Rows from a figure dataset

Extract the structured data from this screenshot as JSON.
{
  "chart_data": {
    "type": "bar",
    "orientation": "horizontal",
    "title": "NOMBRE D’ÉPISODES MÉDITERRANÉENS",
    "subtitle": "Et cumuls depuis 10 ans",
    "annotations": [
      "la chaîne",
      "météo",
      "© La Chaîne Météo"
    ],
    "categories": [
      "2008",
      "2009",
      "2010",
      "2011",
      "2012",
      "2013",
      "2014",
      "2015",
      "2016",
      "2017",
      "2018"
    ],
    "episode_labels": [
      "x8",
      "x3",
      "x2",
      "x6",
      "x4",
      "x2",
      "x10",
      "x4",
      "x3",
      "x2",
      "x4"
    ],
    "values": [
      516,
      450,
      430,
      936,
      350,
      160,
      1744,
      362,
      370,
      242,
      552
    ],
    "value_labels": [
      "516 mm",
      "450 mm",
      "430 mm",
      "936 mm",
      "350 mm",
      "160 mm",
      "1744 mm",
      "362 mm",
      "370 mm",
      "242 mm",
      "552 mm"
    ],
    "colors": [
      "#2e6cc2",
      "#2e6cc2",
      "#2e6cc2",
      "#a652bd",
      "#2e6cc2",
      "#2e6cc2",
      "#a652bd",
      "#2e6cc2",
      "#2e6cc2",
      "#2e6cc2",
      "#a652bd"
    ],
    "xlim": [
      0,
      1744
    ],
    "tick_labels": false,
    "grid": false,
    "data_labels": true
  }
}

Objective
Reproduce the material above, every line of it, exactly.

Result of the exercise
Extract the structured data from this screenshot as JSON.
{
  "chart_data": {
    "type": "bar",
    "orientation": "horizontal",
    "title": "NOMBRE D’ÉPISODES MÉDITERRANÉENS",
    "subtitle": "Et cumuls depuis 10 ans",
    "annotations": [
      "la chaîne",
      "météo",
      "© La Chaîne Météo"
    ],
    "categories": [
      "2008",
      "2009",
      "2010",
      "2011",
      "2012",
      "2013",
      "2014",
      "2015",
      "2016",
      "2017",
      "2018"
    ],
    "episode_labels": [
      "x8",
      "x3",
      "x2",
      "x6",
      "x4",
      "x2",
      "x10",
      "x4",
      "x3",
      "x2",
      "x4"
    ],
    "values": [
      516,
      450,
      430,
      936,
      350,
      160,
      1744,
      362,
      370,
      242,
      552
    ],
    "value_labels": [
      "516 mm",
      "450 mm",
      "430 mm",
      "936 mm",
      "350 mm",
      "160 mm",
      "1744 mm",
      "362 mm",
      "370 mm",
      "242 mm",
      "552 mm"
    ],
    "colors": [
      "#2e6cc2",
      "#2e6cc2",
      "#2e6cc2",
      "#a652bd",
      "#2e6cc2",
      "#2e6cc2",
      "#a652bd",
      "#2e6cc2",
      "#2e6cc2",
      "#2e6cc2",
      "#a652bd"
    ],
    "xlim": [
      0,
      1744
    ],
    "tick_labels": false,
    "grid": false,
    "data_labels": true
  }
}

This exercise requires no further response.